• _Task_: Rewrite all of the records below, replacing "bullet-icon" with "bullet-mark" everywhere and changing nothing else. Leave out the pictures.

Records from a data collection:
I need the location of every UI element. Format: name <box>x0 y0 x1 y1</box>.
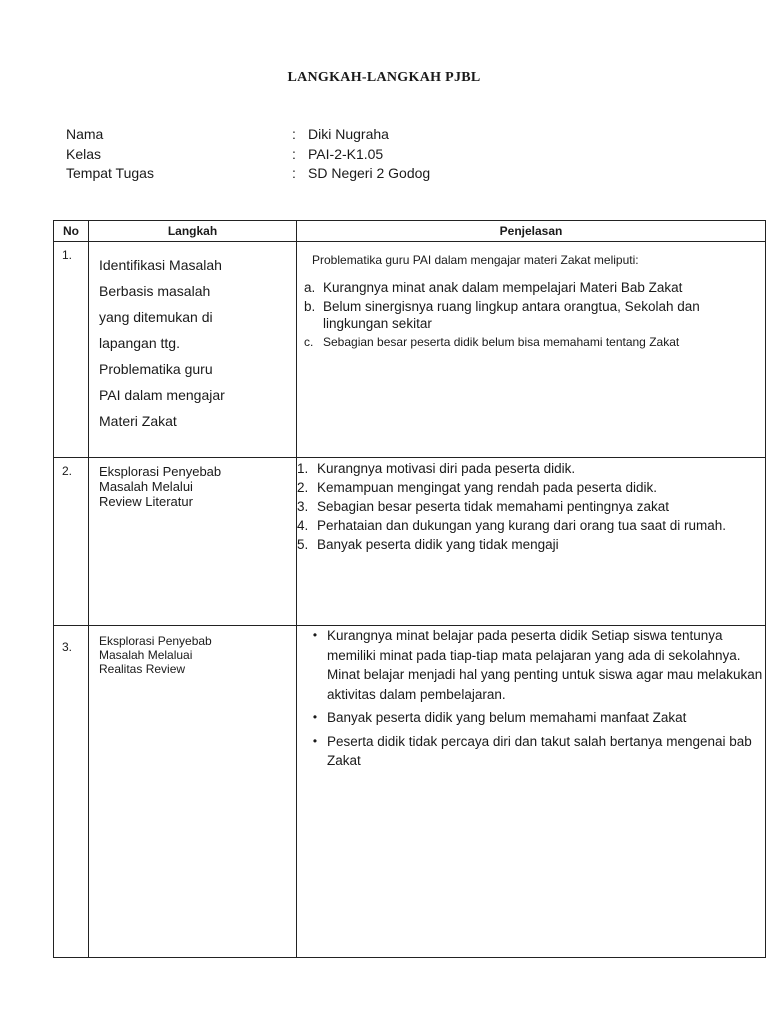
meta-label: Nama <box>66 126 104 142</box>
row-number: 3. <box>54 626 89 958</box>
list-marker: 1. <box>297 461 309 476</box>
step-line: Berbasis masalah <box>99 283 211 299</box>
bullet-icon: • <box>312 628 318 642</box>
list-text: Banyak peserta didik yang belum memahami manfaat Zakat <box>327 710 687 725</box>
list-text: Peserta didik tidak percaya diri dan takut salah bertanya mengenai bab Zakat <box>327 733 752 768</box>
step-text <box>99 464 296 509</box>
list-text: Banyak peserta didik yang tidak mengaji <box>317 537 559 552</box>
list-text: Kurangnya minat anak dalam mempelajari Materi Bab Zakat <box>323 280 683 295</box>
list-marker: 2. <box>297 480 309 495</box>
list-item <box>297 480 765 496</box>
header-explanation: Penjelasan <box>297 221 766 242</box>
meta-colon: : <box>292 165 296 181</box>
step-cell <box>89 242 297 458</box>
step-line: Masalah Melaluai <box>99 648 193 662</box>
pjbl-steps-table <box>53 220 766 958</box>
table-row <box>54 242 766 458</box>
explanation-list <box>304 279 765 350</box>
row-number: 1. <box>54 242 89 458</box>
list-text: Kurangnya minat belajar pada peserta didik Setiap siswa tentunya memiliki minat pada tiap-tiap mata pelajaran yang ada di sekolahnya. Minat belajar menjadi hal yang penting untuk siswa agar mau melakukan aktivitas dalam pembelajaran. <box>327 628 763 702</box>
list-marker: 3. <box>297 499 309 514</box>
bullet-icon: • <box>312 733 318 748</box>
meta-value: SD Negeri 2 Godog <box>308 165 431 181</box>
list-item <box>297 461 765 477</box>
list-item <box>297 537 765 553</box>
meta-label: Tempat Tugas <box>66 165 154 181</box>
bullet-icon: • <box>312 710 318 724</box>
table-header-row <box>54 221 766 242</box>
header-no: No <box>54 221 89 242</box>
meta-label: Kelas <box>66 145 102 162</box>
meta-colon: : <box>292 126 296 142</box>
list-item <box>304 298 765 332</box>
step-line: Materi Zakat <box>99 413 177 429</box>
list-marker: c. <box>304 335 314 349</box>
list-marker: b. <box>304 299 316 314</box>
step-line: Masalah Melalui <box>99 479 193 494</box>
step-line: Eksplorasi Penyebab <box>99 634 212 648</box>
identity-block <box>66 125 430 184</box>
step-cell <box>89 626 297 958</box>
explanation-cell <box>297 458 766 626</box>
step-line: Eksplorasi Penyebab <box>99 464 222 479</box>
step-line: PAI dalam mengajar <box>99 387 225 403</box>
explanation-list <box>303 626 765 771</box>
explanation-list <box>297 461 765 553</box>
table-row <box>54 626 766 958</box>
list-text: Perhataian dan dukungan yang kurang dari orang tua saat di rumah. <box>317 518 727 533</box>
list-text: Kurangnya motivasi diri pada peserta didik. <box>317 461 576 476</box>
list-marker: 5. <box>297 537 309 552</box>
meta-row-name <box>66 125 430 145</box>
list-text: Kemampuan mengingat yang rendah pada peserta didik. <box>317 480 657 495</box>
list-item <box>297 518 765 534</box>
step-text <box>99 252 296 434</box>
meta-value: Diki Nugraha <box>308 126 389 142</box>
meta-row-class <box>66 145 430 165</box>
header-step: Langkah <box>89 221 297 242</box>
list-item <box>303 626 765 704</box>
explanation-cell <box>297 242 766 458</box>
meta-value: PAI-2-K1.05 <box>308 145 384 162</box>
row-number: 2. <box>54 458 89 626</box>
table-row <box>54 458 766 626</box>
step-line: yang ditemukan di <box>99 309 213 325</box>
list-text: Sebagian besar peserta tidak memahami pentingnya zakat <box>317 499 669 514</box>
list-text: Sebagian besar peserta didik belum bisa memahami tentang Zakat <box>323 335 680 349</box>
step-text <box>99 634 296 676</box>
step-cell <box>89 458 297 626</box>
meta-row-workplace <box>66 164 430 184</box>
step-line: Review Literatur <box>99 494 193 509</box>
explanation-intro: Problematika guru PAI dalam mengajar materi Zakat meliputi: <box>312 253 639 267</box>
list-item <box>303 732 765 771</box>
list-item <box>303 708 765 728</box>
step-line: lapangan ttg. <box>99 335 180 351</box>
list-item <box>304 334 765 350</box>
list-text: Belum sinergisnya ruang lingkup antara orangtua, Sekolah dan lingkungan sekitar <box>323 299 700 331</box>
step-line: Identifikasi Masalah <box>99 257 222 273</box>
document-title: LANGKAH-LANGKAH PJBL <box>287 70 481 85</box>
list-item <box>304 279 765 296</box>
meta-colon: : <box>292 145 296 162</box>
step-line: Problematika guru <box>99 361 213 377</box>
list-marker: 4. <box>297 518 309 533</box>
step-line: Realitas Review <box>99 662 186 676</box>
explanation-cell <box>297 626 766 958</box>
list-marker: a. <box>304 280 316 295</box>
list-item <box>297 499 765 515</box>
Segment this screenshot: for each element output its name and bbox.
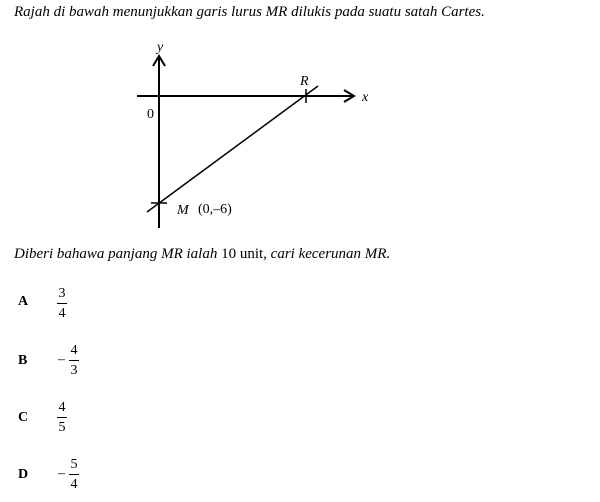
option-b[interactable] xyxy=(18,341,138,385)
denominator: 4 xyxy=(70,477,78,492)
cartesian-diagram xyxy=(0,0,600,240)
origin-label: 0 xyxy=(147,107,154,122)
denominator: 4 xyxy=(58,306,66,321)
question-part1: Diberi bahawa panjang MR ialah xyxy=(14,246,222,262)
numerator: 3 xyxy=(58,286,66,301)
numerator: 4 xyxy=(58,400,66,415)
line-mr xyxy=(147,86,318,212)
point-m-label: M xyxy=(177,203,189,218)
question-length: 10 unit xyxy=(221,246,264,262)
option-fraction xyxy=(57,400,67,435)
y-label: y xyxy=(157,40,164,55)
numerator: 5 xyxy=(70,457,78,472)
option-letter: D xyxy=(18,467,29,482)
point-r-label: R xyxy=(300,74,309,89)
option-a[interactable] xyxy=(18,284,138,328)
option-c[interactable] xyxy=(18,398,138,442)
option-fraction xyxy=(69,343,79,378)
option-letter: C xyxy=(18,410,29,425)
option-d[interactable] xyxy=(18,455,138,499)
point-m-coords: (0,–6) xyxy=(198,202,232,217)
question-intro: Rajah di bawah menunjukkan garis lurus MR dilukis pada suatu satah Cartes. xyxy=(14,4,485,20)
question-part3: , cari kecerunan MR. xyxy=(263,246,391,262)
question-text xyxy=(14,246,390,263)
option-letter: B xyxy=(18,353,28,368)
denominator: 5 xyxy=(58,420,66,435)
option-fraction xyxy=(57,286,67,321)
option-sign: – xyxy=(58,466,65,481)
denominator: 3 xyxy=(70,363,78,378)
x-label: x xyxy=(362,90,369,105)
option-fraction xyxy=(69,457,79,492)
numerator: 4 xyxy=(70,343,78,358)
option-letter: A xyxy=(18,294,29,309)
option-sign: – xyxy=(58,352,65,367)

• _The reply_:
I need the location of every UI element. Format: name <box>x0 y0 x1 y1</box>.
meta-label: Nama <box>66 126 104 142</box>
row-number: 3. <box>54 626 89 958</box>
list-marker: 1. <box>297 461 309 476</box>
step-line: Berbasis masalah <box>99 283 211 299</box>
bullet-mark: • <box>312 628 318 642</box>
list-text: Banyak peserta didik yang belum memahami manfaat Zakat <box>327 710 687 725</box>
list-text: Peserta didik tidak percaya diri dan takut salah bertanya mengenai bab Zakat <box>327 733 752 768</box>
step-text <box>99 464 296 509</box>
list-text: Banyak peserta didik yang tidak mengaji <box>317 537 559 552</box>
list-text: Kurangnya minat anak dalam mempelajari Materi Bab Zakat <box>323 280 683 295</box>
list-marker: 2. <box>297 480 309 495</box>
list-item <box>297 480 765 496</box>
header-explanation: Penjelasan <box>297 221 766 242</box>
meta-colon: : <box>292 165 296 181</box>
step-cell <box>89 242 297 458</box>
step-line: Masalah Melaluai <box>99 648 193 662</box>
pjbl-steps-table <box>53 220 766 958</box>
table-row <box>54 242 766 458</box>
explanation-list <box>304 279 765 350</box>
row-number: 1. <box>54 242 89 458</box>
list-text: Kurangnya minat belajar pada peserta didik Setiap siswa tentunya memiliki minat pada tiap-tiap mata pelajaran yang ada di sekolahnya. Minat belajar menjadi hal yang penting untuk siswa agar mau melakukan aktivitas dalam pembelajaran. <box>327 628 763 702</box>
list-marker: 3. <box>297 499 309 514</box>
bullet-mark: • <box>312 733 318 748</box>
meta-value: SD Negeri 2 Godog <box>308 165 431 181</box>
list-item <box>297 461 765 477</box>
list-item <box>297 537 765 553</box>
meta-label: Tempat Tugas <box>66 165 154 181</box>
bullet-mark: • <box>312 710 318 724</box>
table-header-row <box>54 221 766 242</box>
header-no: No <box>54 221 89 242</box>
meta-label: Kelas <box>66 145 102 162</box>
meta-colon: : <box>292 126 296 142</box>
list-item <box>304 298 765 332</box>
step-line: Materi Zakat <box>99 413 177 429</box>
list-marker: c. <box>304 335 314 349</box>
list-marker: b. <box>304 299 316 314</box>
step-line: Masalah Melalui <box>99 479 193 494</box>
step-line: Eksplorasi Penyebab <box>99 634 212 648</box>
identity-block <box>66 125 430 184</box>
step-cell <box>89 626 297 958</box>
explanation-cell <box>297 458 766 626</box>
step-line: Eksplorasi Penyebab <box>99 464 222 479</box>
step-line: PAI dalam mengajar <box>99 387 225 403</box>
explanation-list <box>303 626 765 771</box>
explanation-list <box>297 461 765 553</box>
table-row <box>54 626 766 958</box>
list-text: Perhataian dan dukungan yang kurang dari orang tua saat di rumah. <box>317 518 727 533</box>
list-text: Kurangnya motivasi diri pada peserta didik. <box>317 461 576 476</box>
list-marker: 5. <box>297 537 309 552</box>
meta-row-name <box>66 125 430 145</box>
list-text: Kemampuan mengingat yang rendah pada peserta didik. <box>317 480 657 495</box>
list-item <box>297 518 765 534</box>
step-text <box>99 252 296 434</box>
meta-value: Diki Nugraha <box>308 126 389 142</box>
meta-row-class <box>66 145 430 165</box>
header-step: Langkah <box>89 221 297 242</box>
list-item <box>303 626 765 704</box>
explanation-cell <box>297 242 766 458</box>
meta-value: PAI-2-K1.05 <box>308 145 384 162</box>
row-number: 2. <box>54 458 89 626</box>
table-row <box>54 458 766 626</box>
step-line: yang ditemukan di <box>99 309 213 325</box>
list-text: Sebagian besar peserta tidak memahami pentingnya zakat <box>317 499 669 514</box>
list-text: Sebagian besar peserta didik belum bisa memahami tentang Zakat <box>323 335 680 349</box>
step-text <box>99 634 296 676</box>
step-cell <box>89 458 297 626</box>
meta-row-workplace <box>66 164 430 184</box>
step-line: Review Literatur <box>99 494 193 509</box>
explanation-intro: Problematika guru PAI dalam mengajar materi Zakat meliputi: <box>312 253 639 267</box>
list-item <box>303 732 765 771</box>
list-item <box>303 708 765 728</box>
step-line: lapangan ttg. <box>99 335 180 351</box>
list-item <box>304 334 765 350</box>
list-text: Belum sinergisnya ruang lingkup antara orangtua, Sekolah dan lingkungan sekitar <box>323 299 700 331</box>
step-line: Identifikasi Masalah <box>99 257 222 273</box>
document-title: LANGKAH-LANGKAH PJBL <box>287 70 481 85</box>
list-item <box>304 279 765 296</box>
meta-colon: : <box>292 145 296 162</box>
step-line: Problematika guru <box>99 361 213 377</box>
list-marker: 4. <box>297 518 309 533</box>
step-line: Realitas Review <box>99 662 186 676</box>
explanation-cell <box>297 626 766 958</box>
list-marker: a. <box>304 280 316 295</box>
list-item <box>297 499 765 515</box>
Segment this screenshot: for each element output its name and bbox.
option-b[interactable] xyxy=(18,341,138,385)
denominator: 4 xyxy=(70,477,78,492)
cartesian-diagram xyxy=(0,0,600,240)
origin-label: 0 xyxy=(147,107,154,122)
denominator: 4 xyxy=(58,306,66,321)
question-part1: Diberi bahawa panjang MR ialah xyxy=(14,246,222,262)
numerator: 3 xyxy=(58,286,66,301)
numerator: 4 xyxy=(58,400,66,415)
line-mr xyxy=(147,86,318,212)
point-m-label: M xyxy=(177,203,189,218)
question-length: 10 unit xyxy=(221,246,264,262)
option-fraction xyxy=(57,400,67,435)
y-label: y xyxy=(157,40,164,55)
numerator: 5 xyxy=(70,457,78,472)
option-letter: D xyxy=(18,467,29,482)
point-r-label: R xyxy=(300,74,309,89)
option-a[interactable] xyxy=(18,284,138,328)
option-c[interactable] xyxy=(18,398,138,442)
option-fraction xyxy=(69,343,79,378)
option-letter: C xyxy=(18,410,29,425)
option-d[interactable] xyxy=(18,455,138,499)
point-m-coords: (0,–6) xyxy=(198,202,232,217)
question-intro: Rajah di bawah menunjukkan garis lurus MR dilukis pada suatu satah Cartes. xyxy=(14,4,485,20)
question-part3: , cari kecerunan MR. xyxy=(263,246,391,262)
question-text xyxy=(14,246,390,263)
option-letter: B xyxy=(18,353,28,368)
denominator: 5 xyxy=(58,420,66,435)
option-fraction xyxy=(57,286,67,321)
option-sign: – xyxy=(58,466,65,481)
denominator: 3 xyxy=(70,363,78,378)
x-label: x xyxy=(362,90,369,105)
option-fraction xyxy=(69,457,79,492)
numerator: 4 xyxy=(70,343,78,358)
option-letter: A xyxy=(18,294,29,309)
option-sign: – xyxy=(58,352,65,367)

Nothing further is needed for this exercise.